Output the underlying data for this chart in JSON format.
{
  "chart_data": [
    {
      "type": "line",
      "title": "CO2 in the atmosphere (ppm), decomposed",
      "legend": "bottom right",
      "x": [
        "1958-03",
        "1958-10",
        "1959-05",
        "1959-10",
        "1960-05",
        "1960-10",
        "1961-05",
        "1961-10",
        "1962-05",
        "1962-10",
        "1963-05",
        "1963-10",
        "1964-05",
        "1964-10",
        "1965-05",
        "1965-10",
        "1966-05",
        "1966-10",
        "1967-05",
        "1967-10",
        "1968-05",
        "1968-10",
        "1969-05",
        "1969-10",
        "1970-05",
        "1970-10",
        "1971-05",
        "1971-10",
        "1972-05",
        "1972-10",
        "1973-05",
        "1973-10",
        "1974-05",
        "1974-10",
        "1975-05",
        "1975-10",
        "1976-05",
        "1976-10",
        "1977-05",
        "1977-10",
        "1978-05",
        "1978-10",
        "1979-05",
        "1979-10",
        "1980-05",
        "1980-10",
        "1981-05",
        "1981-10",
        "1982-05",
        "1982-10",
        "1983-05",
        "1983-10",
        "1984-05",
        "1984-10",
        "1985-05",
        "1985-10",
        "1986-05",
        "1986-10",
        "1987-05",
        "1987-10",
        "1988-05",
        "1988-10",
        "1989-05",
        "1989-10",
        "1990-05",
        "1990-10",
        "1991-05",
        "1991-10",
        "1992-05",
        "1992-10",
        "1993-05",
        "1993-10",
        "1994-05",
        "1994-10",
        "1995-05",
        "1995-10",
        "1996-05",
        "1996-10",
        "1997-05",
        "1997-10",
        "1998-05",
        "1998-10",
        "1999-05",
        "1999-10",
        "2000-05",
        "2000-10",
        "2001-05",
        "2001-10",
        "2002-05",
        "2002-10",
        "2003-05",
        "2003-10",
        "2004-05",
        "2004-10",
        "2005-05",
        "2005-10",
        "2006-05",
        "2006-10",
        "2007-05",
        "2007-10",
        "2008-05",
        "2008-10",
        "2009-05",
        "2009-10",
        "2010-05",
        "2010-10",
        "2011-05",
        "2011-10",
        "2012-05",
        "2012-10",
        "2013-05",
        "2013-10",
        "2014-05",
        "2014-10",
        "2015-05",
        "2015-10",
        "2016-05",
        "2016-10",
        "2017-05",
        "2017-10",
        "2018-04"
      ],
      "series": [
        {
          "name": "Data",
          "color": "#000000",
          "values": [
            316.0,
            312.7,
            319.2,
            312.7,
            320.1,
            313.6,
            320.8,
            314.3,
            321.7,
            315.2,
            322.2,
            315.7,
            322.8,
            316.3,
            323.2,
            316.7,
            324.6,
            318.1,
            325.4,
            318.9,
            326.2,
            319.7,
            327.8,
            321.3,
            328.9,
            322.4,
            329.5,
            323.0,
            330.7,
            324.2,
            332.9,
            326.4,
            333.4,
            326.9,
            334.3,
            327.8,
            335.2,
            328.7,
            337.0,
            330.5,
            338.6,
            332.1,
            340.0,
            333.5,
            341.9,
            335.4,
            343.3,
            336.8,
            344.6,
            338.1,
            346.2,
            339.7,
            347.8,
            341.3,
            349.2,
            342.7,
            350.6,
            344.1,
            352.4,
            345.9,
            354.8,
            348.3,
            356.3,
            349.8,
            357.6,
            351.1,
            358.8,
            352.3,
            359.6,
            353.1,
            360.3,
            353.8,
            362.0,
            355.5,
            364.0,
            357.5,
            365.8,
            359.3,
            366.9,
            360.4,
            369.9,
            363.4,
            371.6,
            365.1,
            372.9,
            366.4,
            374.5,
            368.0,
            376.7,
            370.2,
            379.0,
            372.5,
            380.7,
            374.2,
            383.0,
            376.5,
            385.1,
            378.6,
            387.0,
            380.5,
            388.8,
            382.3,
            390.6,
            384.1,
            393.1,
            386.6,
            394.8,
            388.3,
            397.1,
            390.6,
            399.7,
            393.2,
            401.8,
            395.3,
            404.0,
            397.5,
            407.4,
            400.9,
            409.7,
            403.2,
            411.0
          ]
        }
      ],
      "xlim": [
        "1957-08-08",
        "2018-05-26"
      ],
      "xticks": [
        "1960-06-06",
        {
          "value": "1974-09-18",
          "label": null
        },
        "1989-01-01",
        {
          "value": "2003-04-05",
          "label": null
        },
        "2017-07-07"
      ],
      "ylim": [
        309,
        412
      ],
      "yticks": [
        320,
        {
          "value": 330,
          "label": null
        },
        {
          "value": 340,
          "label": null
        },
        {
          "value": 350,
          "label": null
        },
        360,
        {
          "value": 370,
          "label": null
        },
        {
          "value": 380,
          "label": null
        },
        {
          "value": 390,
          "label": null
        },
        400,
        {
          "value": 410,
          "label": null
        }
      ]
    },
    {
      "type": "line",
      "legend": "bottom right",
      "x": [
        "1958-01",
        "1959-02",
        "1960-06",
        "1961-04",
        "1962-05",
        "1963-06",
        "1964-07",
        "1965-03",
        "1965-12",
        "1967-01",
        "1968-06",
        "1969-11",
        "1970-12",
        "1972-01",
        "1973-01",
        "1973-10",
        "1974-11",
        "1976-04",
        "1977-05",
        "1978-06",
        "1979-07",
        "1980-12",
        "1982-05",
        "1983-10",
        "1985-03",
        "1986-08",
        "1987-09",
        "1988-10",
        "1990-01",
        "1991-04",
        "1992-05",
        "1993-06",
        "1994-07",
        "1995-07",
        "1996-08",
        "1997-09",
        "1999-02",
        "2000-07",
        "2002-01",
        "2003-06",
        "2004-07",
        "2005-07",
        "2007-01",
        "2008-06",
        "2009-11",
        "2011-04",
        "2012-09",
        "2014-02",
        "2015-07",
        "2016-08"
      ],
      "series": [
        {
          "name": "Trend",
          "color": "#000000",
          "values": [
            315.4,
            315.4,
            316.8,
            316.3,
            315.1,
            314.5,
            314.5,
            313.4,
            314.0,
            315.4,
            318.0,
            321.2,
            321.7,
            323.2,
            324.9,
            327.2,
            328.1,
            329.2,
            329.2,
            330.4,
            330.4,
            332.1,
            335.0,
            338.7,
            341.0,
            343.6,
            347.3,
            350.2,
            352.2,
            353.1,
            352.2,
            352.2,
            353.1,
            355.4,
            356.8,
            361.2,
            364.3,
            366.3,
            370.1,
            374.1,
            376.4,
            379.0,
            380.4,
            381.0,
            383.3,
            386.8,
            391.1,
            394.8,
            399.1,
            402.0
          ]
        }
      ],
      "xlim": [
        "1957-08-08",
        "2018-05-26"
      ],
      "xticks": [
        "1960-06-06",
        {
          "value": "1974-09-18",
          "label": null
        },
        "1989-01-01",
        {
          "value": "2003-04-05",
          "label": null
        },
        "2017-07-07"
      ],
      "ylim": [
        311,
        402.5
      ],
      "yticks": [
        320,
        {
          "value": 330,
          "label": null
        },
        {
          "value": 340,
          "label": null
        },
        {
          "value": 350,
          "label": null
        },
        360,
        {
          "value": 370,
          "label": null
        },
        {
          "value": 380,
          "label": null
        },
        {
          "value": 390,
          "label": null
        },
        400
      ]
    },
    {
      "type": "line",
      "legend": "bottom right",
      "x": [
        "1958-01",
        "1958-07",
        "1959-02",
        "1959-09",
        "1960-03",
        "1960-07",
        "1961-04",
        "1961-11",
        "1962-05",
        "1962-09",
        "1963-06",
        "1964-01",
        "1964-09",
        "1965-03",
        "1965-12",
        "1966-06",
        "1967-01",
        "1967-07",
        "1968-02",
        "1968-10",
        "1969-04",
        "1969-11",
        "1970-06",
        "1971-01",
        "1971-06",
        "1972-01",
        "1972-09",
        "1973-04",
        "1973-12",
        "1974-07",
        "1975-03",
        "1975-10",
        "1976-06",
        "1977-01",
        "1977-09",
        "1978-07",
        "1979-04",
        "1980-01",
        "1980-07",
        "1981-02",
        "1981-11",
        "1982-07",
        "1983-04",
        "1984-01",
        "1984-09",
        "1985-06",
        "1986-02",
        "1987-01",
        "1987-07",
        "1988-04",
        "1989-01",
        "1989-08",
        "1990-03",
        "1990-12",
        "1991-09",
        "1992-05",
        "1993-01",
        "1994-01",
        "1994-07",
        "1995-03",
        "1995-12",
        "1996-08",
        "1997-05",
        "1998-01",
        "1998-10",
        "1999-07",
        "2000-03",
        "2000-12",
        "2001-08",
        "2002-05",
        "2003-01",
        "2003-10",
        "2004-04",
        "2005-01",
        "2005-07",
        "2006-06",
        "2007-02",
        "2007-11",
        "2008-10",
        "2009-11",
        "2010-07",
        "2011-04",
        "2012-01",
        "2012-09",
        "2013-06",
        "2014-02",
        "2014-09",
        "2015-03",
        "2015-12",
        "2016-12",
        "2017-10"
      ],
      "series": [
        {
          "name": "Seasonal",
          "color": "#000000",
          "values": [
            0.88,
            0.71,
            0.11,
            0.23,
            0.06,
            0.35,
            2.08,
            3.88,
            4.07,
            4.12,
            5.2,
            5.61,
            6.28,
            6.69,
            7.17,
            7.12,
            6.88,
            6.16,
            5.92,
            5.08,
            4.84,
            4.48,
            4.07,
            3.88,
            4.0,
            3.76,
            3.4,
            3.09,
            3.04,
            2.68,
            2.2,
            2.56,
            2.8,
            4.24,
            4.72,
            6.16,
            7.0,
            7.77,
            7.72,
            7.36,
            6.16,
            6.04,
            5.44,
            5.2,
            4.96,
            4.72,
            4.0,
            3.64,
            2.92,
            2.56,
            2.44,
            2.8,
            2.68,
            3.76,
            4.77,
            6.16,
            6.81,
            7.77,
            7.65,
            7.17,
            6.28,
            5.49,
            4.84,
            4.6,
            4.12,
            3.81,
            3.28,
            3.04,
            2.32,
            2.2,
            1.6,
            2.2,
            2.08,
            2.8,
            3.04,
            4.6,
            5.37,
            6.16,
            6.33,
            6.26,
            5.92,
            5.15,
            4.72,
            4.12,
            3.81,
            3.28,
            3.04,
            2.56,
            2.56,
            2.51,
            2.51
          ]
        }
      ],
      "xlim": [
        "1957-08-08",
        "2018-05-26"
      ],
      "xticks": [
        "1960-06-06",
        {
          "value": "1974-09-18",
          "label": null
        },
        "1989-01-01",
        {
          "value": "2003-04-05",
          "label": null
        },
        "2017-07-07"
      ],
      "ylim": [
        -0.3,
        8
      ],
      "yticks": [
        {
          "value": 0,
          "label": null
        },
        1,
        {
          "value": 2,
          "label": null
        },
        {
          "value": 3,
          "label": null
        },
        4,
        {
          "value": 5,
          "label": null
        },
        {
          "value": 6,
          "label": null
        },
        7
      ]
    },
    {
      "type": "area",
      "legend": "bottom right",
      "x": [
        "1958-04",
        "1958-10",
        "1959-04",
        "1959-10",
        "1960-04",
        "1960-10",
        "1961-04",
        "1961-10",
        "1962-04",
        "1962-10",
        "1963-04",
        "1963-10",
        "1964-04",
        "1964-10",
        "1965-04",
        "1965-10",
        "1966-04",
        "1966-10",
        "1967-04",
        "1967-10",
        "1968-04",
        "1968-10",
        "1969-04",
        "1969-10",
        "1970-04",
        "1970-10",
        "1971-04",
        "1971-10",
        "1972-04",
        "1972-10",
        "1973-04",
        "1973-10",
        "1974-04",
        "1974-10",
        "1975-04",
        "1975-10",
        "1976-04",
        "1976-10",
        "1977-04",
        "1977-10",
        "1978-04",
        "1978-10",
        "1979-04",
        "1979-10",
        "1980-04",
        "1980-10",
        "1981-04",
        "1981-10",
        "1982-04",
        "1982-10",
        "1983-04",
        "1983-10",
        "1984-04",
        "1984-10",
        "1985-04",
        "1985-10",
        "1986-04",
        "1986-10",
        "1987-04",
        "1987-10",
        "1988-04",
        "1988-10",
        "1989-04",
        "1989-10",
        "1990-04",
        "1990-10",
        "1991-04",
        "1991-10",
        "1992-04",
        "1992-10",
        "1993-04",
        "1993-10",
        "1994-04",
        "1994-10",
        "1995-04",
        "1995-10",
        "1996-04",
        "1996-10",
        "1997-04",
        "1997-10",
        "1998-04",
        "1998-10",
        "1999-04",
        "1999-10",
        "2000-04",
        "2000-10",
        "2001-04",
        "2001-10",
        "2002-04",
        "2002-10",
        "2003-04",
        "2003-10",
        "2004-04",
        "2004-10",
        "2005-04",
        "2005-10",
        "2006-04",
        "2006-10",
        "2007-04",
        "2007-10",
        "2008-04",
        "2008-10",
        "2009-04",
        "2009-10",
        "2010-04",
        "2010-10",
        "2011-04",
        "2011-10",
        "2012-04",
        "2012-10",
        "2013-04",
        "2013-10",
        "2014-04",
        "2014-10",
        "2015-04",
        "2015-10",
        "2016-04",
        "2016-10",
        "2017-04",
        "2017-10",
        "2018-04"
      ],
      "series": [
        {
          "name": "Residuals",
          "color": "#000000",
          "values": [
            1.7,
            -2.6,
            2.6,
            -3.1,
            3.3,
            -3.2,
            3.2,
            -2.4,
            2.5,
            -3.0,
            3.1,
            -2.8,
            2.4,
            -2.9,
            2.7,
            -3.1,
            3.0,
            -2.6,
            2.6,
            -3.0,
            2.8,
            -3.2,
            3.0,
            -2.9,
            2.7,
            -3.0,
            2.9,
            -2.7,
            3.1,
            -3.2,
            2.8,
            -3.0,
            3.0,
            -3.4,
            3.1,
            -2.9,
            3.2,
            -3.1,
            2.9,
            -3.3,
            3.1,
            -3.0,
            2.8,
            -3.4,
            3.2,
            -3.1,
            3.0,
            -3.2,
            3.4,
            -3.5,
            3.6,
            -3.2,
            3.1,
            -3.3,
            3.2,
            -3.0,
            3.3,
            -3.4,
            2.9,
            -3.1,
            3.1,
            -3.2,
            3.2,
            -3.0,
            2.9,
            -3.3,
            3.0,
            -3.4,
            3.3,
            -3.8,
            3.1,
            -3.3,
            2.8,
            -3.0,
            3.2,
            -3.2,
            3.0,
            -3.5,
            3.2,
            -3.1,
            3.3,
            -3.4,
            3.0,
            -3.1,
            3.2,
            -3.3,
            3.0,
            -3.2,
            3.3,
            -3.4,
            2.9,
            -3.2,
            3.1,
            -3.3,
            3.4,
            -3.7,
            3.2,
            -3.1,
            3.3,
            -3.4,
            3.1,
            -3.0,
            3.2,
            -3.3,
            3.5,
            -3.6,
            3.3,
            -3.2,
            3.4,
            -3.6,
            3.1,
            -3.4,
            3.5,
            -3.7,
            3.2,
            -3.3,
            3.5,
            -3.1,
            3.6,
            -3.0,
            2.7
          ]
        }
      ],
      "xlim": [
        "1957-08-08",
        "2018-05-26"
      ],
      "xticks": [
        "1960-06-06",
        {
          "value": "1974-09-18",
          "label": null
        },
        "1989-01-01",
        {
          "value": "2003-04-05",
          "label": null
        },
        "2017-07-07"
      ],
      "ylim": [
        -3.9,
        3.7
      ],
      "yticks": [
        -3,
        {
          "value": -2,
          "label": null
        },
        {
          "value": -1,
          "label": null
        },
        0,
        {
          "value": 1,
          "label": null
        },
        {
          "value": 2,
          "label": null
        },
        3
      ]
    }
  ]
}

============

**PROMPT:** Search the entries for the word "name" and copy every line that has it.

**ANSWER TO THE EXERCISE:**
          "name": "Data",
          "name": "Trend",
          "name": "Seasonal",
          "name": "Residuals",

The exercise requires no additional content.